■ 読む文章 ■

..........

水揚げも、漁師も減少傾向にある水産業。閉塞(へいそく)状況をアイデアとテクノロジーで打破しようという挑戦が東北で動きだした。先陣を切るのは岩手県滝沢市の製造業・炎(ほむら)重工(古沢洋将代表取締役、従業員十人)。船舶ロボット「マリンドローン」と魚などを誘導する「生体群制御」で、人手やコストを抑え環境負荷も少ない次代の水産業を導く。技術で大漁を呼び、地域も潤う。そんな夢が実現するかもしれない。
離れた所から、自在に操ることができる船がほしい。そんな願いを形にしたのがマリンドローンだ。
独自の制御システムと衛星利用測位システム(GPS)により自律航行し、遠隔操作も可能だ。入力したコースだけでなくランダムに進むこともでき、障害物を感知すれば停止する。遠隔操縦は、例えば東京のオフィスから、タブレット端末などを介して三陸の港に浮かぶ船を運転できる。
炎重工設立の二〇一六年に開発に着手し、一八年に製品化。密漁対策や養殖場の自動給餌などの用途で引き合いがある。搭載する機材を変えれば使い道はいくらでも広がる。回収ユニットを付ければ海のごみや汚染物質を集め、測定機器を載せると水質検査に役立つ。きれいな海で育った魚として、ブランド化を促すことにもつながりそうだ。
一七年からは大手ゼネコンなどと共同研究する。二五年大阪・関西万博で、三メートル四方の床(船)が自在に離着岸する自動運転船「海床(うみどこ)ロボット」として登場する可能性がある。
生体群制御は、魚の群れを誘導する技術だ。水に微弱な電気を流すと魚は「触られた」と誤認し移動する。これにより魚群を任意の場所に集める。淡水、海水を問わず、魚体に応じた選別も可能だ。魚種まで選択できれば、利便性は一層高まるだろう。研究は同社設立に先立つ一四年に始まり、陸上養殖分野を軸に実用化に向けた開発が進む。
海面養殖への応用も探っている。海に電極を設置すれば、海域を囲う網を使わなくても一帯を養殖池化できる。既に「魚を集め、水揚げを省力化したい」「給餌器と連動させ、食べ残しを減らせないか」など、業界の注目を集めている。
マリンドローンと生体群制御を組み合わせると、どうなるか。同社代表取締役の古沢洋将さん(39)は「湾内を丸ごと漁場化できる」と表現する。船舶ロボットで給餌や密漁監視をし、水質や成育状態もチェック。所定の大きさに達した魚だけより分け、水揚げ地点に集めるイメージだ。
「人も魚も減っている。それでも、高い生産性を持つ水産業は可能」。古沢さんは、浜の未来図をそう思い描く。
【取材 岩手日報社】
■炎重工代表取締役 古沢洋将さんに聞く 湾内全体を養殖域に
テクノロジーによる食料生産改革に挑む古沢さんに、取り組みに込める思いや事業の見通しを聞いた。
-帰郷し、二〇一六年に炎重工を起業した。

..........

■ ラベル付き領域のエントリ ■
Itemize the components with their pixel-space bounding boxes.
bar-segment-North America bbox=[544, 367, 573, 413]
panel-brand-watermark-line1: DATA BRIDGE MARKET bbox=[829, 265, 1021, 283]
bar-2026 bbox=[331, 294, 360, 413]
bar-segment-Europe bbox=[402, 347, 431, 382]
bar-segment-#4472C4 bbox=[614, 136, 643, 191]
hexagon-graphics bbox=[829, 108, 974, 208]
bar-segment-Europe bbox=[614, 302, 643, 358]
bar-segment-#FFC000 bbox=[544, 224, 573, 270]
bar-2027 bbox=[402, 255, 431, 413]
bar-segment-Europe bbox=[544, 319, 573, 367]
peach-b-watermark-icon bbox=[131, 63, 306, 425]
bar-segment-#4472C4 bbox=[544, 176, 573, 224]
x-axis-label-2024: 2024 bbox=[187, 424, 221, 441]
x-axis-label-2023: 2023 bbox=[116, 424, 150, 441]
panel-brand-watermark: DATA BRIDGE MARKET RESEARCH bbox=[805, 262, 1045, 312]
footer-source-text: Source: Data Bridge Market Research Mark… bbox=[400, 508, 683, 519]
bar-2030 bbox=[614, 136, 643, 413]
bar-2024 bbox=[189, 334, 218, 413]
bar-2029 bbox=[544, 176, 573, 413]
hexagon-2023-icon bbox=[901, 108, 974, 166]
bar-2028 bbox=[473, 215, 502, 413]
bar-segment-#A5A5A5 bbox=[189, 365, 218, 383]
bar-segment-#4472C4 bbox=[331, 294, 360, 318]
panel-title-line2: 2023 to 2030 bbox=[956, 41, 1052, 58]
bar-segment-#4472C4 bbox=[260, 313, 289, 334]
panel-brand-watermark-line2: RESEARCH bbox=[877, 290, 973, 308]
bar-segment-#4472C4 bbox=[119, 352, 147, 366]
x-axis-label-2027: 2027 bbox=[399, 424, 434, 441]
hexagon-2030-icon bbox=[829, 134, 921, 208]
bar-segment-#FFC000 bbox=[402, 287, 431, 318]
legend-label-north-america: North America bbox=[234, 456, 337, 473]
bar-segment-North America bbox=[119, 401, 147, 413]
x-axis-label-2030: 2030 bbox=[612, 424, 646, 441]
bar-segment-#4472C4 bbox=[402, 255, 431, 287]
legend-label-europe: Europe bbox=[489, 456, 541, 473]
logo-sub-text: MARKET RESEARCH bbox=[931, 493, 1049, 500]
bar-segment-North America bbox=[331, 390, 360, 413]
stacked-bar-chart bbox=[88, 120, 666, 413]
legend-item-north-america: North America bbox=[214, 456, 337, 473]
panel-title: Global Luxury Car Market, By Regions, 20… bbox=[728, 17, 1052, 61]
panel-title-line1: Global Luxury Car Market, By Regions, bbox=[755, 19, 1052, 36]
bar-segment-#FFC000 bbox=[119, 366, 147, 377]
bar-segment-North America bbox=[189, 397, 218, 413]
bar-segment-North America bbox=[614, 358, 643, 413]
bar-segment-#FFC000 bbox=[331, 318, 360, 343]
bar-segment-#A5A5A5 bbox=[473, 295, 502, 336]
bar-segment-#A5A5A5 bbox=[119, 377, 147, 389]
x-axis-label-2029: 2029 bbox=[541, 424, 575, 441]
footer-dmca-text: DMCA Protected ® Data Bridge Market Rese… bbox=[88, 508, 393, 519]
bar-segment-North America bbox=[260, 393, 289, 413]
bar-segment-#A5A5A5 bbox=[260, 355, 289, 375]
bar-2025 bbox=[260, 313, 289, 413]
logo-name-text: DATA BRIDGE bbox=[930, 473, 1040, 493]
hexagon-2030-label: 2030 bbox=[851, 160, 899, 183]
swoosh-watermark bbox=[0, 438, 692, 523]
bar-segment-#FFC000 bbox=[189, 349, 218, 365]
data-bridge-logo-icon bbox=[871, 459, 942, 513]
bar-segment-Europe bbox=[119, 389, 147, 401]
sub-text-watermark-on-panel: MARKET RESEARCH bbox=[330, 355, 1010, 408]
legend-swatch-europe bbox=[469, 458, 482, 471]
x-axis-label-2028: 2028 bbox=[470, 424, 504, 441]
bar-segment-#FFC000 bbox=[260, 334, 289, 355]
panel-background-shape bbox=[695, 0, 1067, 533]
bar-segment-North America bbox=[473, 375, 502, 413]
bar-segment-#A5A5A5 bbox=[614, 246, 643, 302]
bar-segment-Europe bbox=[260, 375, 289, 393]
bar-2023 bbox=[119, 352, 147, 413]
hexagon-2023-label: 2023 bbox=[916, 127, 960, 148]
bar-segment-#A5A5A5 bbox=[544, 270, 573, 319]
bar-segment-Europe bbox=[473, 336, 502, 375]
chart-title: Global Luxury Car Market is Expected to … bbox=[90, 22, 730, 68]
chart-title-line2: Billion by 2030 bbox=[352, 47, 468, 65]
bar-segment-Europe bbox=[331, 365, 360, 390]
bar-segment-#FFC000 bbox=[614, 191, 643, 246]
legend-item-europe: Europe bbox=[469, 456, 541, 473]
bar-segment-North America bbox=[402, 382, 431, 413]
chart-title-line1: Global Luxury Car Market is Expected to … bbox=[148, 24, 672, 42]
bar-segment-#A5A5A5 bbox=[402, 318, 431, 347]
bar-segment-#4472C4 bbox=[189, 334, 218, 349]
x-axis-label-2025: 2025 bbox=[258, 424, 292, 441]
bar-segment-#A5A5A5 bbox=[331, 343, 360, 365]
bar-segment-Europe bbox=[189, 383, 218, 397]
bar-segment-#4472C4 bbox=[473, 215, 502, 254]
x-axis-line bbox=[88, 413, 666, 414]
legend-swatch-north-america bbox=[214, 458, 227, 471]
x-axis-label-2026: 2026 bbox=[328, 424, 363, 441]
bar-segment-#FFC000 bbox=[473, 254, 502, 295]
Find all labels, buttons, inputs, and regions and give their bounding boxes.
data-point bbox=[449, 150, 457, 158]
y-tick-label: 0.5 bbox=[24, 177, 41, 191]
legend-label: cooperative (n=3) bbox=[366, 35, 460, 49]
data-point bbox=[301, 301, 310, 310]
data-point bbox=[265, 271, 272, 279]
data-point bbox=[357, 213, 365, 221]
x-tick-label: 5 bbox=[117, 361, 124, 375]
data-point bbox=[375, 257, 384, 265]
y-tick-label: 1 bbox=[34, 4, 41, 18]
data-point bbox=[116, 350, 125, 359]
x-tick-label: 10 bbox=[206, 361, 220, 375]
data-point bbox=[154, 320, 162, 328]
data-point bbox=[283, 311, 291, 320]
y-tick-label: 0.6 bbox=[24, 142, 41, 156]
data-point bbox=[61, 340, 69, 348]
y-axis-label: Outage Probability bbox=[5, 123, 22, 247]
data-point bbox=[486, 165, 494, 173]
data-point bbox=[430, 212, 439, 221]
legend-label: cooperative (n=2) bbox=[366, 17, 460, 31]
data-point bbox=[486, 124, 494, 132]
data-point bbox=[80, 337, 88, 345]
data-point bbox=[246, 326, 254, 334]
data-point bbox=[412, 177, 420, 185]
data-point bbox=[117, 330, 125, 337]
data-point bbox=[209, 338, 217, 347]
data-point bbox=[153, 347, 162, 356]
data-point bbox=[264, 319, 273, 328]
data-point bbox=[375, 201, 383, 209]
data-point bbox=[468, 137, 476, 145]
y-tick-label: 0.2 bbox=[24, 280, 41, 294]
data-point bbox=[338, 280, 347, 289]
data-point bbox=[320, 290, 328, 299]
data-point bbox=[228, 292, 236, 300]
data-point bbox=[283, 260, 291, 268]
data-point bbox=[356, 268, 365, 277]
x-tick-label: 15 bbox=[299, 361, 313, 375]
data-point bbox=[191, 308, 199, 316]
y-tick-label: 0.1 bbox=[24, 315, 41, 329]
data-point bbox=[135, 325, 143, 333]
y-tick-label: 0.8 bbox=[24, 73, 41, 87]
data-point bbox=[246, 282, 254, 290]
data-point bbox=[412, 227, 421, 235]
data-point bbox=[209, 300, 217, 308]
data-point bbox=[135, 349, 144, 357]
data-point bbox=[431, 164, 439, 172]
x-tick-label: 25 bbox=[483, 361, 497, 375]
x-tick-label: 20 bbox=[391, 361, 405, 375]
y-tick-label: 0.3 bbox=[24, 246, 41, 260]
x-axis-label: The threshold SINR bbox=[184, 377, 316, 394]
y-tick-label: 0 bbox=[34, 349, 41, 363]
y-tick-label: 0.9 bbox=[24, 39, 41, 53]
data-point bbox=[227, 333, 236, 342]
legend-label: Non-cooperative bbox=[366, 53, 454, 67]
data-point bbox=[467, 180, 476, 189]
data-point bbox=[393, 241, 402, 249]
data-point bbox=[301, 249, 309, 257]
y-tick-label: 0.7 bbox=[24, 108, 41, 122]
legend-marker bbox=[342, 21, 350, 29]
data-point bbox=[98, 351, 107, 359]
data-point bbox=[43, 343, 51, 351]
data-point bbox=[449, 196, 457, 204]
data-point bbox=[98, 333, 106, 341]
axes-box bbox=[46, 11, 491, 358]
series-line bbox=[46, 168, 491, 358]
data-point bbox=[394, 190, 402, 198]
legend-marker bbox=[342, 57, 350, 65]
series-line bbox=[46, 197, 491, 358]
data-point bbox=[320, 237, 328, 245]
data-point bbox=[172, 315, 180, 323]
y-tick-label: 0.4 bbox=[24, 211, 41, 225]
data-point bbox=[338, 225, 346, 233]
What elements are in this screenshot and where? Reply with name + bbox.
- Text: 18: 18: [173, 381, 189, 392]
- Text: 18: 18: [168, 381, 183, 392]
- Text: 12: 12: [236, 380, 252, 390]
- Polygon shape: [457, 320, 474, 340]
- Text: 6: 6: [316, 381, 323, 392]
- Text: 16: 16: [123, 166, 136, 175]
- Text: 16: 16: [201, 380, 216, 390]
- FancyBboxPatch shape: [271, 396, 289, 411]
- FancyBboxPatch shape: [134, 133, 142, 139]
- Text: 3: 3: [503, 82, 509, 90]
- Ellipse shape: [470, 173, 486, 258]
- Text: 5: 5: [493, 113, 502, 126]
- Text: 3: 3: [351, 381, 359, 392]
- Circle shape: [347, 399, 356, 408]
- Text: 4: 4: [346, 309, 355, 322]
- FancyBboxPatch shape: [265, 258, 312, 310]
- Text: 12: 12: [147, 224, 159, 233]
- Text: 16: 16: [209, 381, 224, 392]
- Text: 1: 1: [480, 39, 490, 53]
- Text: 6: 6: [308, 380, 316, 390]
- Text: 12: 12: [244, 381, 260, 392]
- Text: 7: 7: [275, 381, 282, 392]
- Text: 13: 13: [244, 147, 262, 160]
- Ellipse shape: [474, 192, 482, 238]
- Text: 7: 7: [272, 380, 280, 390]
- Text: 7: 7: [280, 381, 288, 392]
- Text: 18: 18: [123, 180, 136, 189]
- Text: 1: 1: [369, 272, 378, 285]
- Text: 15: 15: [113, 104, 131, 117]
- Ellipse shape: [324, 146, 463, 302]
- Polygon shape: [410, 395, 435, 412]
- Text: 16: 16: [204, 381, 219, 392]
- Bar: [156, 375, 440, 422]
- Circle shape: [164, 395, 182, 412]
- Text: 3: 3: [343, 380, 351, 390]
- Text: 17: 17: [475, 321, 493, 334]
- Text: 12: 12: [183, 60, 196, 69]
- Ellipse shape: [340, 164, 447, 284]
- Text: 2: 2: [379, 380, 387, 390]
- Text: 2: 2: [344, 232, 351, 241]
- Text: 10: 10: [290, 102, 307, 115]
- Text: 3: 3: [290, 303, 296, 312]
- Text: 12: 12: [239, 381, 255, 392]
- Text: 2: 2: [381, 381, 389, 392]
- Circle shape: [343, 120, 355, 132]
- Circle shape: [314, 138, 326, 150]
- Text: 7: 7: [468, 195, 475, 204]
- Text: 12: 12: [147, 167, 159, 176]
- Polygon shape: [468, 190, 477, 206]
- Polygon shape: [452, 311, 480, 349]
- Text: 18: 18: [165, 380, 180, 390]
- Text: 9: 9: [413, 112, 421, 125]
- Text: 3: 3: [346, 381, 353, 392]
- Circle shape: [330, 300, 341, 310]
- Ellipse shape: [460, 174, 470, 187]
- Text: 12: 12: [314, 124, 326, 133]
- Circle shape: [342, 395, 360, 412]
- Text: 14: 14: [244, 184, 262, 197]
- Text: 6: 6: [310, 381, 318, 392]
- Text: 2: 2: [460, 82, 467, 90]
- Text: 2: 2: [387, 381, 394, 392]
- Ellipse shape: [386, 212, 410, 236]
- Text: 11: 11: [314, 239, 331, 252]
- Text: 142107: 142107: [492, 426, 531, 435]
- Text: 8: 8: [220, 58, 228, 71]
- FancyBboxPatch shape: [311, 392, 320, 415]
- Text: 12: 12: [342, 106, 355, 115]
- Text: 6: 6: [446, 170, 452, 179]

..........

■ やること ■
炎重工の水産業向け技術についての記事を、最後の文のすぐあとから書き継いでください。

■ 答え ■
「元々(ロボット開発の)サイバーダインに勤めていたが、東日本大震災が起きた。漁師の叔父がいる岩手県山田町に向かうと、まちが壊滅していた。衝撃的な光景だった。いつかは岩手に帰ろうと思っていたが『戻らなくちゃ』と心が決まった。準備期間を経て会社をつくった。創業時は船舶ロボットを作る会社は皆無で、ニッチ(すき間)な分野だった。実はニーズがあり、少しずつ声が掛かり始めた」
-マリンドローンは幅広い用途が見込まれる。
「船のサイズを問わないし、自律航行なので深夜など人が働きにくい時間帯や、危険な所でも使うことができる。防災面では、災害発生時に数隻を川を渡すように配置して避難路にする構想もある。実際にテストしたいと考えている」
-生体群制御も大きな可能性を秘めた研究だ。
「一四年に着手した分野で、当社創業のきっかけになった。現在も開発途上なのだが『研究段階でもいいからほしい』という声も、もらっている。陸上養殖に加え、将来は海面での活用を目指したい。行動を制御する生体群は魚だけとは限らない。養殖魚を捕食する鳥や、害獣や昆虫を追い払うことにも使えるだろう」
-これらの技術で、世の中をどう変える。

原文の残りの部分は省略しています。